PASSAGE TO READ
——————————

Each by_slice[<slice_name>] is an object with the following properties (no formal schema enforcement on inner shape — it’s documented here rather than typed in the JSON Schema because the metric set varies by toolkit minor version):

n (int) — total rows in the slice
n_positive (int) — positive labels in the slice
by_scorer (object) — {scorer_name: per-scorer-block}
paired_diffs (object) — {(baseline, candidate): diff-payload}, populated only when paired_diffs=[(a, b)] was passed to evaluate

Each per-scorer block carries:

pr_auc, roc_auc, brier_score (floats)
pr_auc_ci, roc_auc_ci, brier_score_ci (BootstrapCI dicts: {point_estimate, ci_95: [low, high], confidence, n_resamples, method})
ece, ece_equal_mass, ece_equal_width, ece_equal_mass_error (calibration errors)
precision_at_prior (float)
operating_points (object) — selector-keyed threshold metadata
transferred_operating_points (object, optional) — populated when OperatingPointSpec was used
scores — stripped from results.v1, retained in results_full.v1
is_single_class (bool) — true when the slice has only one label class (PR-AUC undefined; metrics may be skipped)

`results_full.v1.json`#

Same top-level shape as results.v1.json. The only difference is that by_slice[*].by_scorer[*].scores arrays are retained, enabling re-computation of metrics or bootstrap CIs from the raw scores without re-running inference.

——————————

GIVEN RECORDS
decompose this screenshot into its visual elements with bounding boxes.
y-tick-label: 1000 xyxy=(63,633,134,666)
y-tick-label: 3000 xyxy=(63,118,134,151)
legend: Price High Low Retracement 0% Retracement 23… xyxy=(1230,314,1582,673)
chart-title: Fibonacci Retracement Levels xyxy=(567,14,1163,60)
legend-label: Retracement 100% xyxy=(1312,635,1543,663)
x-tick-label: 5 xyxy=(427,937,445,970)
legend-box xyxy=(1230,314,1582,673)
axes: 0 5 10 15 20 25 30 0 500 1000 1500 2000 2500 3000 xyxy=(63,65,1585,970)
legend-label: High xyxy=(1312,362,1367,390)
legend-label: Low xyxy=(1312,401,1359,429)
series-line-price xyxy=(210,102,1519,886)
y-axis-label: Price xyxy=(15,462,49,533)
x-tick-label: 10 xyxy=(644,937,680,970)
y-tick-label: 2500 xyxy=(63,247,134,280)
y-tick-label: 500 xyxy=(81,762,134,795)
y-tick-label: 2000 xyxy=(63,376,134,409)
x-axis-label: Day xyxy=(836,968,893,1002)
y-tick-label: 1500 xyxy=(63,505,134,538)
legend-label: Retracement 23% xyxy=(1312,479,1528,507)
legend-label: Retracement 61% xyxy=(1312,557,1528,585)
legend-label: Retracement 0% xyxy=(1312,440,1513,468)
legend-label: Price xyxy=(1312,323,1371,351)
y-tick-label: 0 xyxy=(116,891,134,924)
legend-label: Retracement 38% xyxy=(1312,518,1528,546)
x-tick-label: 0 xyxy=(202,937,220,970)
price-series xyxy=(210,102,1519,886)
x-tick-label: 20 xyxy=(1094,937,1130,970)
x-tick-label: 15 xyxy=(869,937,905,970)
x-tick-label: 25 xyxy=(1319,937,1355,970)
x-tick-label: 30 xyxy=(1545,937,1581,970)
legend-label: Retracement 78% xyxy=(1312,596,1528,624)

——————————

TASK LIST
• 1. In the schema passage, what is the only difference between results_full.v1.json and results.v1.json?
• 2. Duplicate the stretch of the schema passage from "pr_auc, roc_auc, brier_score" through "without re-running inference.".

TASK-BY-TASK OUTPUTS
• 1. The by_slice[*].by_scorer[*].scores arrays are retained in results_full.v1.json.

• 2.
pr_auc, roc_auc, brier_score (floats)
pr_auc_ci, roc_auc_ci, brier_score_ci (BootstrapCI dicts: {point_estimate, ci_95: [low, high], confidence, n_resamples, method})
ece, ece_equal_mass, ece_equal_width, ece_equal_mass_error (calibration errors)
precision_at_prior (float)
operating_points (object) — selector-keyed threshold metadata
transferred_operating_points (object, optional) — populated when OperatingPointSpec was used
scores — stripped from results.v1, retained in results_full.v1
is_single_class (bool) — true when the slice has only one label class (PR-AUC undefined; metrics may be skipped)

`results_full.v1.json`#

Same top-level shape as results.v1.json. The only difference is that by_slice[*].by_scorer[*].scores arrays are retained, enabling re-computation of metrics or bootstrap CIs from the raw scores without re-running inference.